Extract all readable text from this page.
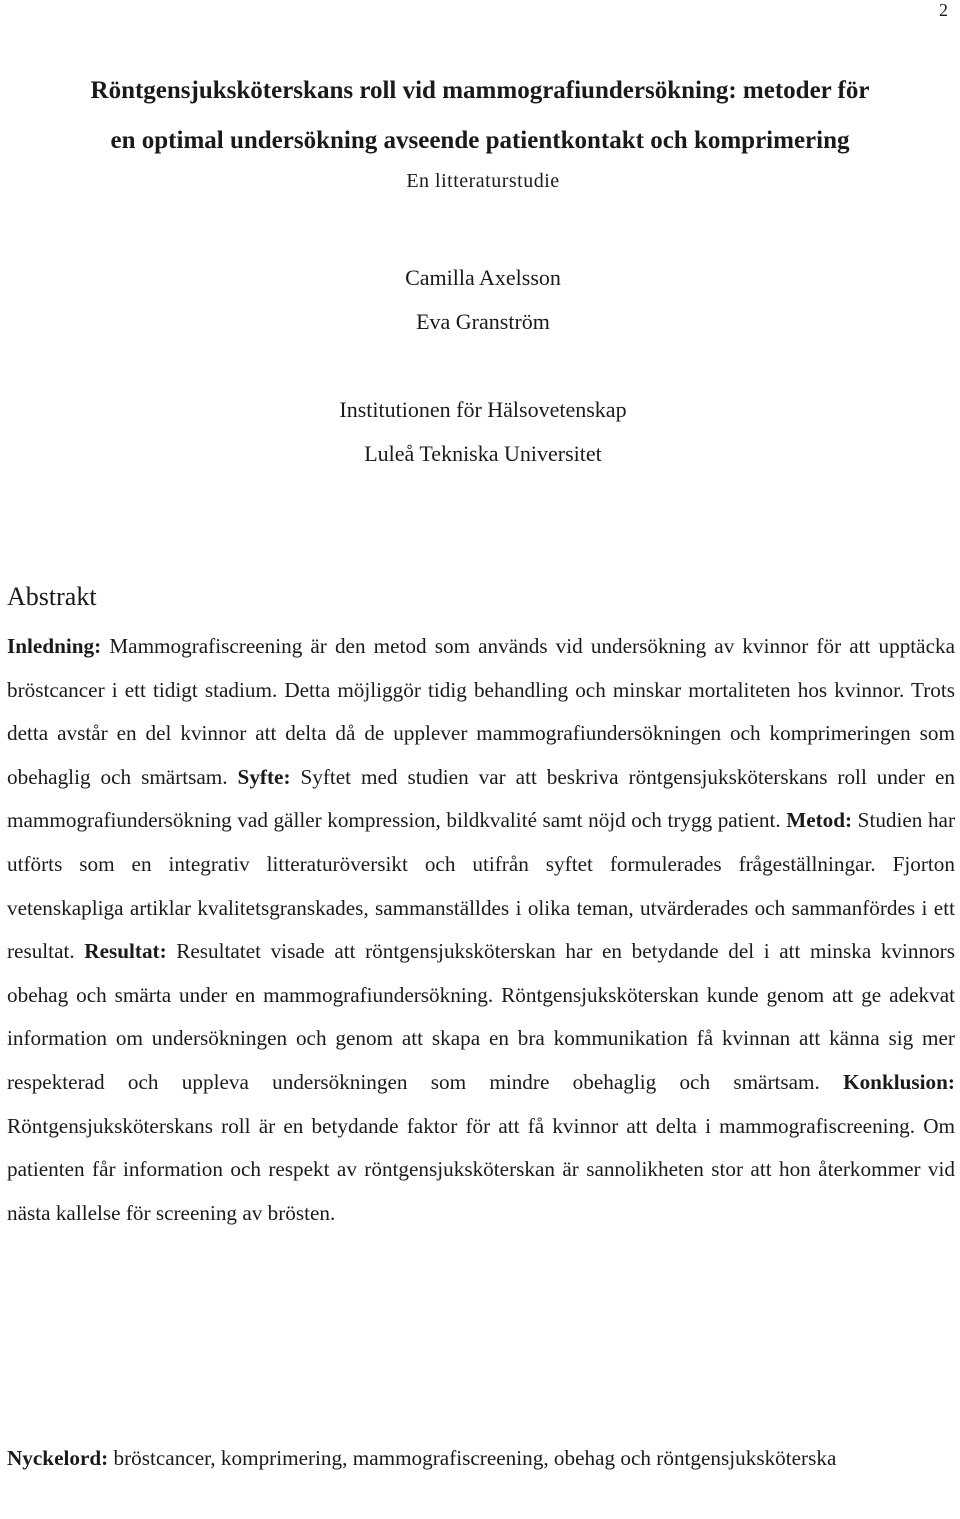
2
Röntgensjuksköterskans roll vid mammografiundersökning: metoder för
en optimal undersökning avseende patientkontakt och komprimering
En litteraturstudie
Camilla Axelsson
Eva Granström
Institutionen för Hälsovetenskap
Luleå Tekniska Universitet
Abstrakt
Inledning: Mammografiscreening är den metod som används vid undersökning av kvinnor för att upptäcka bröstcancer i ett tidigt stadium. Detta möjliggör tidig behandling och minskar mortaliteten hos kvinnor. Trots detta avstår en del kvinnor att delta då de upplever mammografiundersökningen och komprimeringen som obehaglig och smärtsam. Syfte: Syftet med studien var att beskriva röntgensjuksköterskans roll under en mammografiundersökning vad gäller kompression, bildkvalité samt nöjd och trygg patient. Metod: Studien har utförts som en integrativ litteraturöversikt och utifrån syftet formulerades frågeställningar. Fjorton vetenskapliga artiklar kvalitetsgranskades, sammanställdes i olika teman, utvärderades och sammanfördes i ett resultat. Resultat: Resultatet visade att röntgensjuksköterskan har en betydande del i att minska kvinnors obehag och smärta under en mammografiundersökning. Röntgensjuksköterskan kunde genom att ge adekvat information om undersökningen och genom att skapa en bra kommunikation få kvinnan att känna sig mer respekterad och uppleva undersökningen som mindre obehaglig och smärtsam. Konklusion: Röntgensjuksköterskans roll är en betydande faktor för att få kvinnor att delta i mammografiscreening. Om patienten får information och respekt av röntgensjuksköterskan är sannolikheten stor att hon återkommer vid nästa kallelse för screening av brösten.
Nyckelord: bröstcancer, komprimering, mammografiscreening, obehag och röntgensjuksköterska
───
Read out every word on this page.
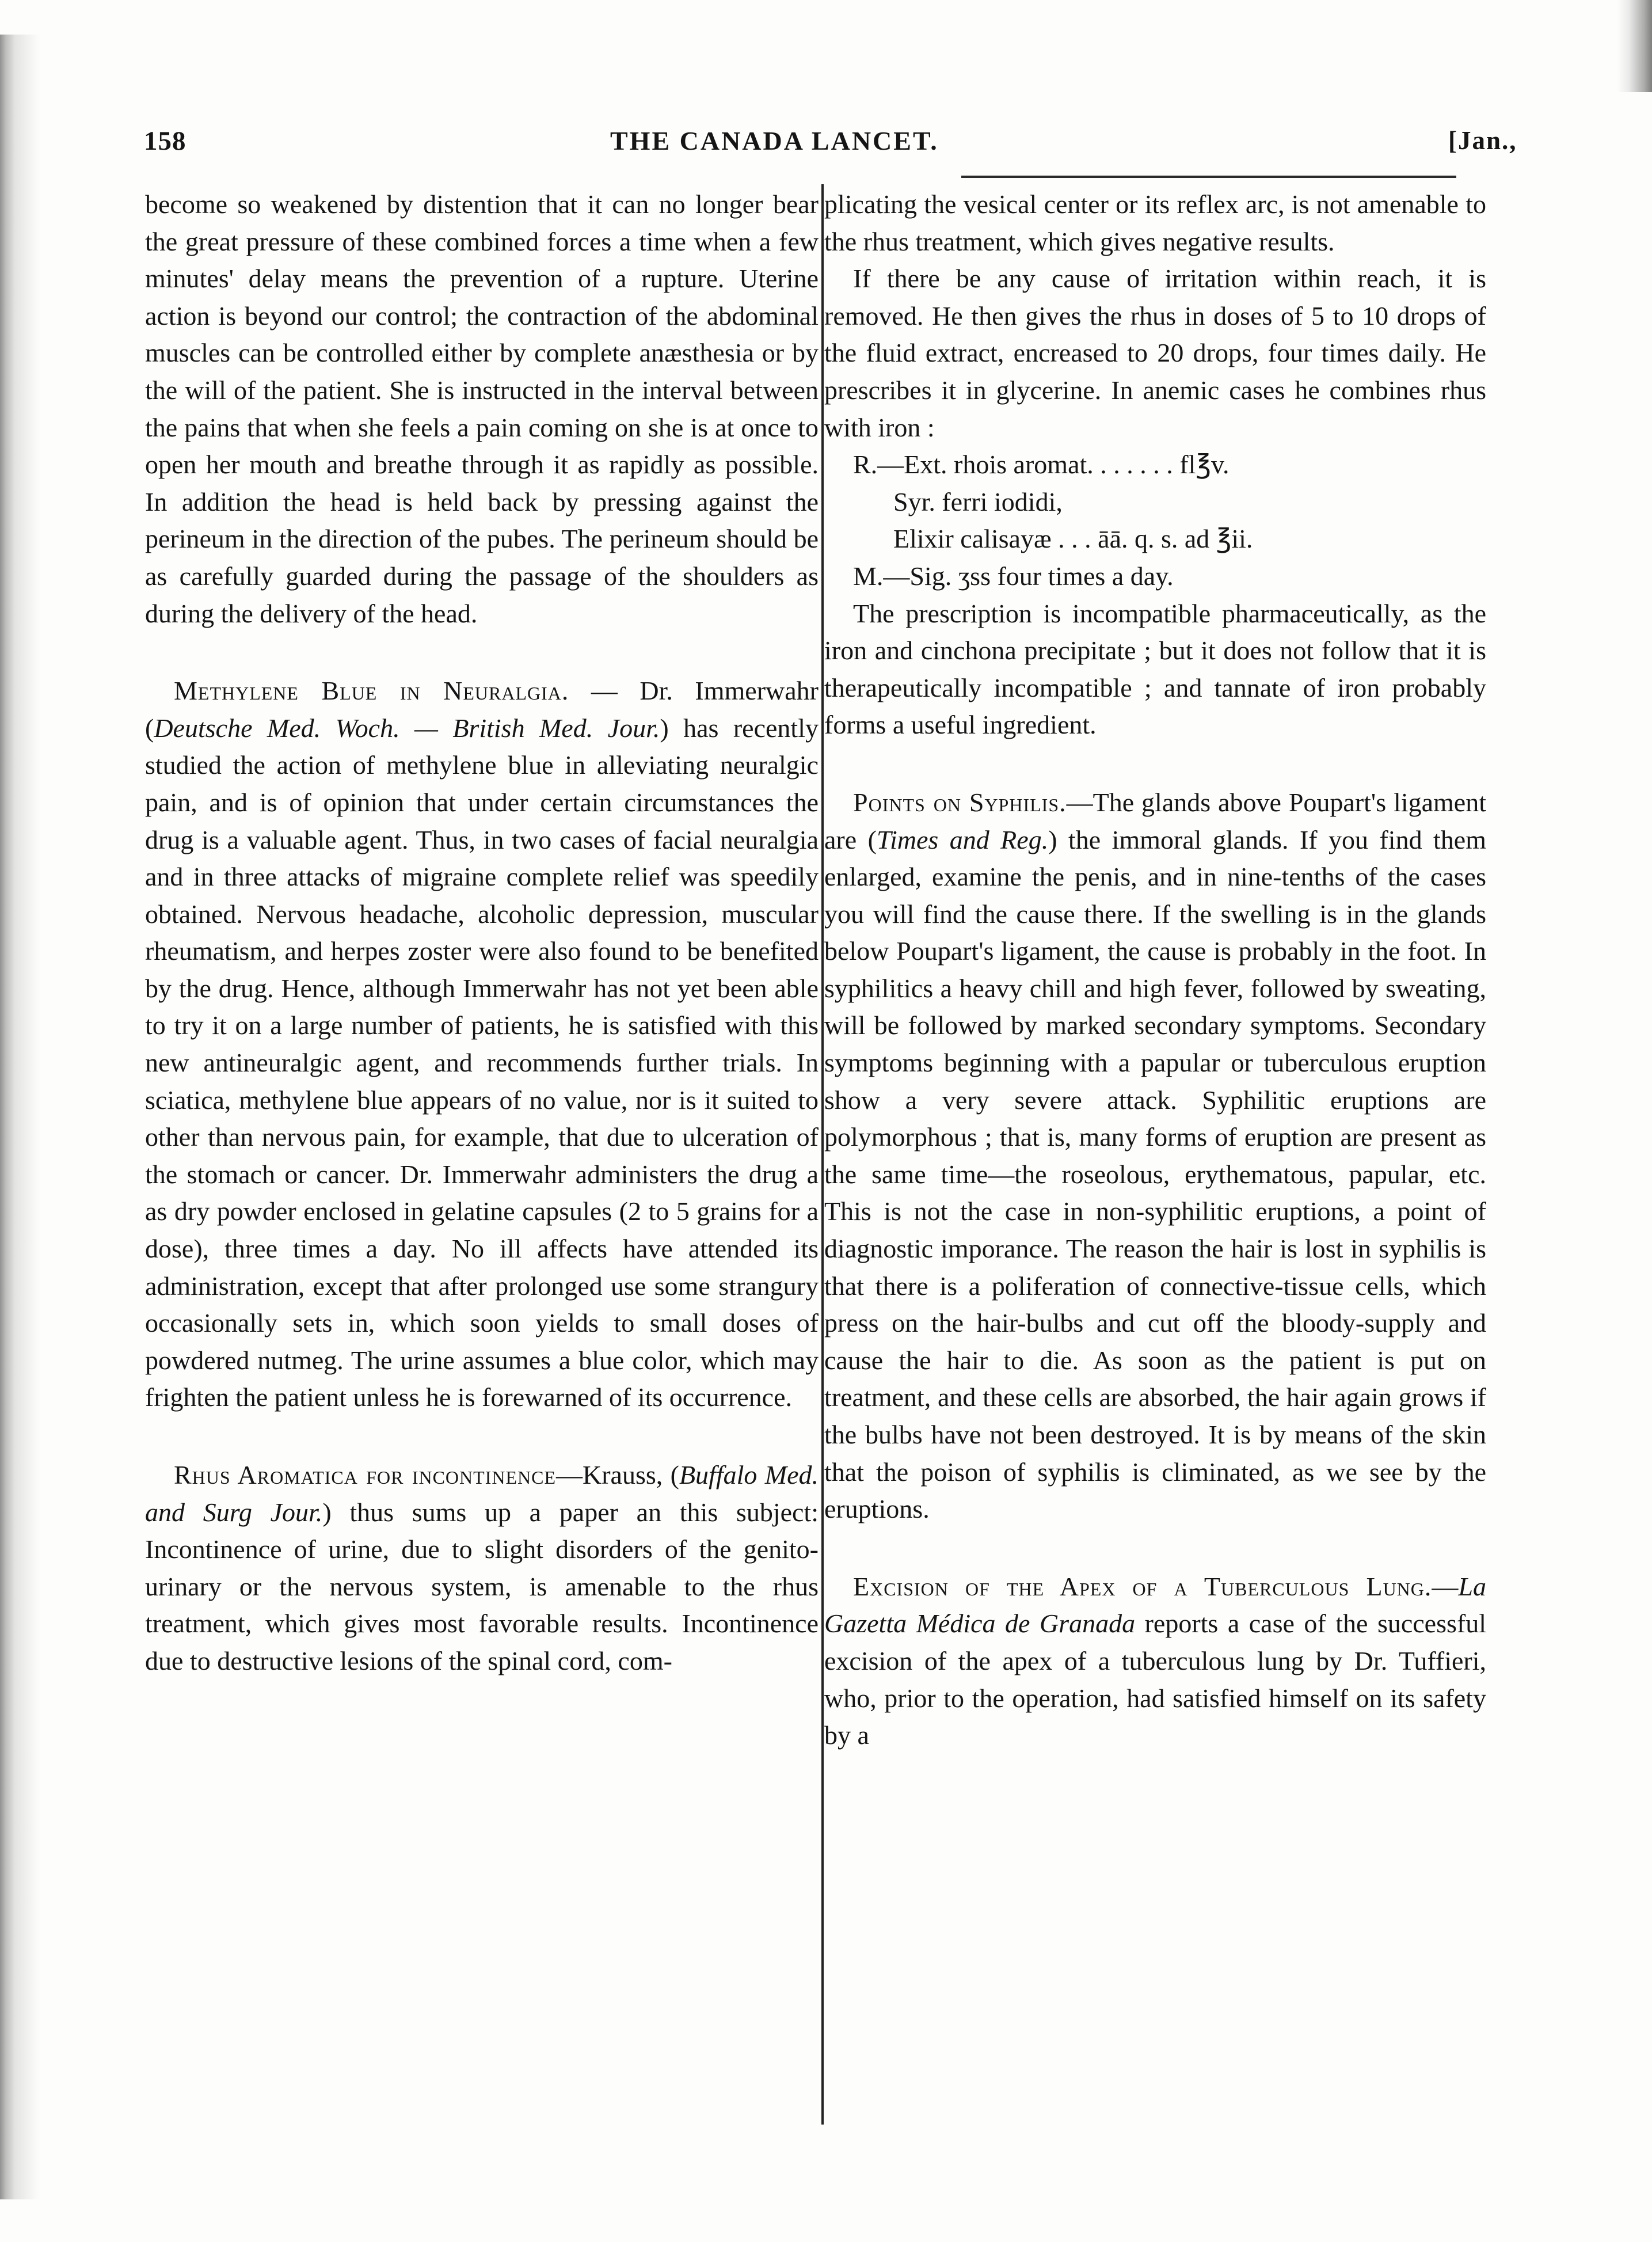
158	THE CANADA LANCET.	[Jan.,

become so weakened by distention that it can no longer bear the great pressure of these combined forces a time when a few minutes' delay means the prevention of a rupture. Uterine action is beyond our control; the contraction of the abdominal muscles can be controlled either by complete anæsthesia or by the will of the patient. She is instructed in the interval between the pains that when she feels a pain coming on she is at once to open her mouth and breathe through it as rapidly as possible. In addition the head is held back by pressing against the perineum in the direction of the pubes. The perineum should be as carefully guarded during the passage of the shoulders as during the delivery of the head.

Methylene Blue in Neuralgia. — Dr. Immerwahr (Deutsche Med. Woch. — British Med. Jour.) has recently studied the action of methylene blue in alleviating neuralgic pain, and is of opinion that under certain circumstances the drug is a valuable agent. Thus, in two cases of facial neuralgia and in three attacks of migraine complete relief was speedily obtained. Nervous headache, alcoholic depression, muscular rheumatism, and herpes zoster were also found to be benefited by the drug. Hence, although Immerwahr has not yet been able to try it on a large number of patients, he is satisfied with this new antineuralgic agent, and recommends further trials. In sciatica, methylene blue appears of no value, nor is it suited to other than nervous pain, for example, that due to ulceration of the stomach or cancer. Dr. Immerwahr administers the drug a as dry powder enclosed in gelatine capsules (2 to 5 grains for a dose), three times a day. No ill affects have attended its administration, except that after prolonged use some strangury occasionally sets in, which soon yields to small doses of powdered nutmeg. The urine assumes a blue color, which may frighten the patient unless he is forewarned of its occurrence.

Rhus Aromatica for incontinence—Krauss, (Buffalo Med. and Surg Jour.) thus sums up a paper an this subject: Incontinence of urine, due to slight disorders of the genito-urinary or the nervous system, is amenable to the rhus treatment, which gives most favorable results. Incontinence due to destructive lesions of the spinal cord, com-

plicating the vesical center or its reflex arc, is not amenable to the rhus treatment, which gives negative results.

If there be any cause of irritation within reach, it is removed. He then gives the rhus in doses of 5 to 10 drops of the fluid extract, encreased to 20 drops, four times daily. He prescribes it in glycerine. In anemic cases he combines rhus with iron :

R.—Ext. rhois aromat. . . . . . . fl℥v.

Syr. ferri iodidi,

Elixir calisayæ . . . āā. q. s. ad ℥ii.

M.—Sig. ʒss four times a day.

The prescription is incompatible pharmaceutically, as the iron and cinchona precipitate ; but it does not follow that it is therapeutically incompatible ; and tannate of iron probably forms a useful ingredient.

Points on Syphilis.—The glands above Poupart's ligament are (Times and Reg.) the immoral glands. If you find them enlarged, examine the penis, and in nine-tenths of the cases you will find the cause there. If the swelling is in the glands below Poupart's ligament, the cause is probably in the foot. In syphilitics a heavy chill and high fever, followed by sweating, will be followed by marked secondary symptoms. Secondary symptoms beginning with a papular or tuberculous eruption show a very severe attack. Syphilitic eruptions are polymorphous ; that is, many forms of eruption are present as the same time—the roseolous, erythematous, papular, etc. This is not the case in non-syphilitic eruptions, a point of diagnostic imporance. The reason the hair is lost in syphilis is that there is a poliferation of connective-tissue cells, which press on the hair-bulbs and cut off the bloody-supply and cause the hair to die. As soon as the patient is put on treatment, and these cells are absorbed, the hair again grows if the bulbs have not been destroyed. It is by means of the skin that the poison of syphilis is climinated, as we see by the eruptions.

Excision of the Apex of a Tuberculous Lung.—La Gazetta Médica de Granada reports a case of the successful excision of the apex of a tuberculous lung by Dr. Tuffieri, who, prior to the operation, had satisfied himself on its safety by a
───
• _YOUR TASK_
Your answer should be a number only: the count of lines above in which the string "obehag" appears.

• _EXPECTED ANSWER_
2